** start of MATERIAL PROVIDED **

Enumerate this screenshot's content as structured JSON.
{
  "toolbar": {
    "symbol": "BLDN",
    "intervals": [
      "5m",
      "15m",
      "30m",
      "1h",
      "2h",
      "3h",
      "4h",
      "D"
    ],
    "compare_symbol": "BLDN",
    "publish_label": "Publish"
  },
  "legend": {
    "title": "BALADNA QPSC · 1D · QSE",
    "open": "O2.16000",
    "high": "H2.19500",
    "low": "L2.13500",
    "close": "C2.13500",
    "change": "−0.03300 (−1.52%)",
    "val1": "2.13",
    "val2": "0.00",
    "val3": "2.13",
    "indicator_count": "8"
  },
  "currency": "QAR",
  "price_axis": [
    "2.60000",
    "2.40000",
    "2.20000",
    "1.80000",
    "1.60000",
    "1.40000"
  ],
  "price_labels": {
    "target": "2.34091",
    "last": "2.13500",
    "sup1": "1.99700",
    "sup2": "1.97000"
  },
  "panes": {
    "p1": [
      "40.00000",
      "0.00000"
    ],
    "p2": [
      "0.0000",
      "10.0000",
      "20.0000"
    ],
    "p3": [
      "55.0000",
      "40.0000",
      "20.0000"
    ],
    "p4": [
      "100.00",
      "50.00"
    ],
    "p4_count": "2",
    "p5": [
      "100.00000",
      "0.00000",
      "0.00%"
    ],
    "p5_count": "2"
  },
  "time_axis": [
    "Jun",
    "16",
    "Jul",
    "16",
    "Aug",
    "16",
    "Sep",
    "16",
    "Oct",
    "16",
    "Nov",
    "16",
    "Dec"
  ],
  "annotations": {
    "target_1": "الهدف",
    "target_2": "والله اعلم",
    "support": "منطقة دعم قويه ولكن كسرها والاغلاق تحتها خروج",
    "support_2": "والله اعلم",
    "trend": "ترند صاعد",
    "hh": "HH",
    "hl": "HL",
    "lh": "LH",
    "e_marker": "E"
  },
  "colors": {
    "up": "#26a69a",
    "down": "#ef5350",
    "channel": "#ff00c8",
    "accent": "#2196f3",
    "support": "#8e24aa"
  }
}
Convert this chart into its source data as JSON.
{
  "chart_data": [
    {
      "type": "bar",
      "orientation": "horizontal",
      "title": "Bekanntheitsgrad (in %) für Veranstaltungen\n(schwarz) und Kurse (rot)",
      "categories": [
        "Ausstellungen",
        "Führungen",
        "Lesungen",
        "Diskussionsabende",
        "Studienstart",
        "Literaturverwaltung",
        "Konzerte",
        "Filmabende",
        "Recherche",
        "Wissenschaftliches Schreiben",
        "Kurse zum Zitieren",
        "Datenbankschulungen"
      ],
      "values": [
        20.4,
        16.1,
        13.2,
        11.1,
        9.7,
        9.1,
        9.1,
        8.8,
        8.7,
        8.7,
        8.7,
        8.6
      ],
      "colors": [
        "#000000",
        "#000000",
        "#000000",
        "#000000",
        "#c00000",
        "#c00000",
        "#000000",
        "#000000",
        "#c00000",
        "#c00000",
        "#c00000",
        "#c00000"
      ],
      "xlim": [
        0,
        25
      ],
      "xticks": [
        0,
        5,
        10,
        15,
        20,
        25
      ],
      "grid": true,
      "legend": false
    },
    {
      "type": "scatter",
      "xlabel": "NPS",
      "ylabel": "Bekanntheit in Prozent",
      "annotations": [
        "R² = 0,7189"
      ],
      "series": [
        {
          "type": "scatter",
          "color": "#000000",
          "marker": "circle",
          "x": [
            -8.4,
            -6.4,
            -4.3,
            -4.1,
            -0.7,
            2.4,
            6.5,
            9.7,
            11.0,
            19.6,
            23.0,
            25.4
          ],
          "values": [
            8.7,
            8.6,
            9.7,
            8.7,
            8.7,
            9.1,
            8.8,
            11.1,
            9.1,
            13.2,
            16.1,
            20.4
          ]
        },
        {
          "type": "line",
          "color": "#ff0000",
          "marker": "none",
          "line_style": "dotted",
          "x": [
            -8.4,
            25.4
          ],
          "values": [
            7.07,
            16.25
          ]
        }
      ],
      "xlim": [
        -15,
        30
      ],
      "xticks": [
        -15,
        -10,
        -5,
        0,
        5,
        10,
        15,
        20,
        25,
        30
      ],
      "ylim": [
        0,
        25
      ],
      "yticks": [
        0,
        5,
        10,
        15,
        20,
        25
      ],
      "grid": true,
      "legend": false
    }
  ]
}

** end of MATERIAL PROVIDED **

● PROBLEM STATEMENT
Repeat the data in its entirety, character for character.

● ANSWER TO THE EXERCISE
Enumerate this screenshot's content as structured JSON.
{
  "toolbar": {
    "symbol": "BLDN",
    "intervals": [
      "5m",
      "15m",
      "30m",
      "1h",
      "2h",
      "3h",
      "4h",
      "D"
    ],
    "compare_symbol": "BLDN",
    "publish_label": "Publish"
  },
  "legend": {
    "title": "BALADNA QPSC · 1D · QSE",
    "open": "O2.16000",
    "high": "H2.19500",
    "low": "L2.13500",
    "close": "C2.13500",
    "change": "−0.03300 (−1.52%)",
    "val1": "2.13",
    "val2": "0.00",
    "val3": "2.13",
    "indicator_count": "8"
  },
  "currency": "QAR",
  "price_axis": [
    "2.60000",
    "2.40000",
    "2.20000",
    "1.80000",
    "1.60000",
    "1.40000"
  ],
  "price_labels": {
    "target": "2.34091",
    "last": "2.13500",
    "sup1": "1.99700",
    "sup2": "1.97000"
  },
  "panes": {
    "p1": [
      "40.00000",
      "0.00000"
    ],
    "p2": [
      "0.0000",
      "10.0000",
      "20.0000"
    ],
    "p3": [
      "55.0000",
      "40.0000",
      "20.0000"
    ],
    "p4": [
      "100.00",
      "50.00"
    ],
    "p4_count": "2",
    "p5": [
      "100.00000",
      "0.00000",
      "0.00%"
    ],
    "p5_count": "2"
  },
  "time_axis": [
    "Jun",
    "16",
    "Jul",
    "16",
    "Aug",
    "16",
    "Sep",
    "16",
    "Oct",
    "16",
    "Nov",
    "16",
    "Dec"
  ],
  "annotations": {
    "target_1": "الهدف",
    "target_2": "والله اعلم",
    "support": "منطقة دعم قويه ولكن كسرها والاغلاق تحتها خروج",
    "support_2": "والله اعلم",
    "trend": "ترند صاعد",
    "hh": "HH",
    "hl": "HL",
    "lh": "LH",
    "e_marker": "E"
  },
  "colors": {
    "up": "#26a69a",
    "down": "#ef5350",
    "channel": "#ff00c8",
    "accent": "#2196f3",
    "support": "#8e24aa"
  }
}
Convert this chart into its source data as JSON.
{
  "chart_data": [
    {
      "type": "bar",
      "orientation": "horizontal",
      "title": "Bekanntheitsgrad (in %) für Veranstaltungen\n(schwarz) und Kurse (rot)",
      "categories": [
        "Ausstellungen",
        "Führungen",
        "Lesungen",
        "Diskussionsabende",
        "Studienstart",
        "Literaturverwaltung",
        "Konzerte",
        "Filmabende",
        "Recherche",
        "Wissenschaftliches Schreiben",
        "Kurse zum Zitieren",
        "Datenbankschulungen"
      ],
      "values": [
        20.4,
        16.1,
        13.2,
        11.1,
        9.7,
        9.1,
        9.1,
        8.8,
        8.7,
        8.7,
        8.7,
        8.6
      ],
      "colors": [
        "#000000",
        "#000000",
        "#000000",
        "#000000",
        "#c00000",
        "#c00000",
        "#000000",
        "#000000",
        "#c00000",
        "#c00000",
        "#c00000",
        "#c00000"
      ],
      "xlim": [
        0,
        25
      ],
      "xticks": [
        0,
        5,
        10,
        15,
        20,
        25
      ],
      "grid": true,
      "legend": false
    },
    {
      "type": "scatter",
      "xlabel": "NPS",
      "ylabel": "Bekanntheit in Prozent",
      "annotations": [
        "R² = 0,7189"
      ],
      "series": [
        {
          "type": "scatter",
          "color": "#000000",
          "marker": "circle",
          "x": [
            -8.4,
            -6.4,
            -4.3,
            -4.1,
            -0.7,
            2.4,
            6.5,
            9.7,
            11.0,
            19.6,
            23.0,
            25.4
          ],
          "values": [
            8.7,
            8.6,
            9.7,
            8.7,
            8.7,
            9.1,
            8.8,
            11.1,
            9.1,
            13.2,
            16.1,
            20.4
          ]
        },
        {
          "type": "line",
          "color": "#ff0000",
          "marker": "none",
          "line_style": "dotted",
          "x": [
            -8.4,
            25.4
          ],
          "values": [
            7.07,
            16.25
          ]
        }
      ],
      "xlim": [
        -15,
        30
      ],
      "xticks": [
        -15,
        -10,
        -5,
        0,
        5,
        10,
        15,
        20,
        25,
        30
      ],
      "ylim": [
        0,
        25
      ],
      "yticks": [
        0,
        5,
        10,
        15,
        20,
        25
      ],
      "grid": true,
      "legend": false
    }
  ]
}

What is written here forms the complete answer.